EXERCISE DESCRIPTION
A complete answer lists every line of the entries below where the string "content" appears.

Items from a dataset
== Segment start ==

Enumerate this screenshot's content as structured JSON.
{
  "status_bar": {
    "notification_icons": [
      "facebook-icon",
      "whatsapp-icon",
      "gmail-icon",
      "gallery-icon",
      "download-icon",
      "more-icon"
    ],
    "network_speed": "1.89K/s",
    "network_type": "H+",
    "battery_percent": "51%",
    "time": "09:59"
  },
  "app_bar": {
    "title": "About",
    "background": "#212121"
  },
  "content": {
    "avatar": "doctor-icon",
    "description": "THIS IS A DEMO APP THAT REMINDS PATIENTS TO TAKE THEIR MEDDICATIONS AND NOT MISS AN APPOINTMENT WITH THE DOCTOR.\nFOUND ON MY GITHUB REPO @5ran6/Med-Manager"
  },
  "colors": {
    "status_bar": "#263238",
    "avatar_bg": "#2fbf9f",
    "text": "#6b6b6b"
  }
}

== Segment end ==

ANSWER SECTION
Enumerate this screenshot's content as structured JSON.
  "content": {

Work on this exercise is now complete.